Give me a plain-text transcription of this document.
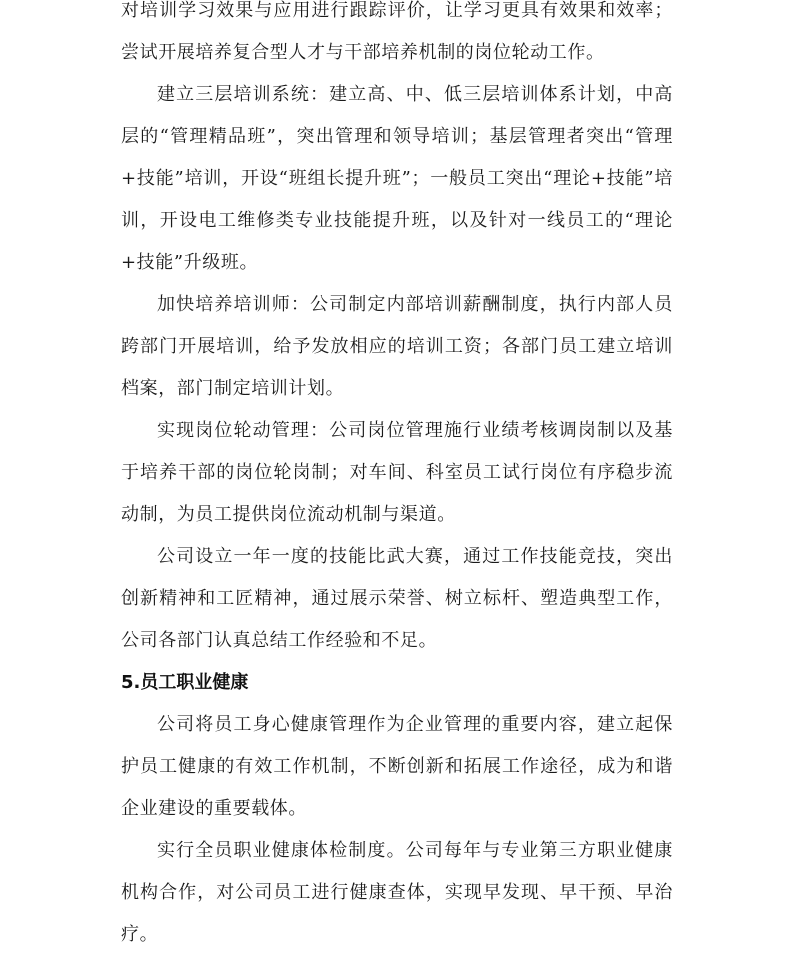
对培训学习效果与应用进行跟踪评价，让学习更具有效果和效率；尝试开展培养复合型人才与干部培养机制的岗位轮动工作。

建立三层培训系统：建立高、中、低三层培训体系计划，中高层的“管理精品班”，突出管理和领导培训；基层管理者突出“管理+技能”培训，开设“班组长提升班”；一般员工突出“理论+技能”培训，开设电工维修类专业技能提升班，以及针对一线员工的“理论+技能”升级班。

加快培养培训师：公司制定内部培训薪酬制度，执行内部人员跨部门开展培训，给予发放相应的培训工资；各部门员工建立培训档案，部门制定培训计划。

实现岗位轮动管理：公司岗位管理施行业绩考核调岗制以及基于培养干部的岗位轮岗制；对车间、科室员工试行岗位有序稳步流动制，为员工提供岗位流动机制与渠道。

公司设立一年一度的技能比武大赛，通过工作技能竞技，突出创新精神和工匠精神，通过展示荣誉、树立标杆、塑造典型工作，公司各部门认真总结工作经验和不足。

5.员工职业健康

公司将员工身心健康管理作为企业管理的重要内容，建立起保护员工健康的有效工作机制，不断创新和拓展工作途径，成为和谐企业建设的重要载体。

实行全员职业健康体检制度。公司每年与专业第三方职业健康机构合作，对公司员工进行健康查体，实现早发现、早干预、早治疗。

- - -

SHORT EXERCISE: Please repeat the entries exactly. Do not include the pictures.

ANSWER TO THE PROBLEM:
Give me a plain-text transcription of this document.
对培训学习效果与应用进行跟踪评价，让学习更具有效果和效率；尝试开展培养复合型人才与干部培养机制的岗位轮动工作。

建立三层培训系统：建立高、中、低三层培训体系计划，中高层的“管理精品班”，突出管理和领导培训；基层管理者突出“管理+技能”培训，开设“班组长提升班”；一般员工突出“理论+技能”培训，开设电工维修类专业技能提升班，以及针对一线员工的“理论+技能”升级班。

加快培养培训师：公司制定内部培训薪酬制度，执行内部人员跨部门开展培训，给予发放相应的培训工资；各部门员工建立培训档案，部门制定培训计划。

实现岗位轮动管理：公司岗位管理施行业绩考核调岗制以及基于培养干部的岗位轮岗制；对车间、科室员工试行岗位有序稳步流动制，为员工提供岗位流动机制与渠道。

公司设立一年一度的技能比武大赛，通过工作技能竞技，突出创新精神和工匠精神，通过展示荣誉、树立标杆、塑造典型工作，公司各部门认真总结工作经验和不足。

5.员工职业健康

公司将员工身心健康管理作为企业管理的重要内容，建立起保护员工健康的有效工作机制，不断创新和拓展工作途径，成为和谐企业建设的重要载体。

实行全员职业健康体检制度。公司每年与专业第三方职业健康机构合作，对公司员工进行健康查体，实现早发现、早干预、早治疗。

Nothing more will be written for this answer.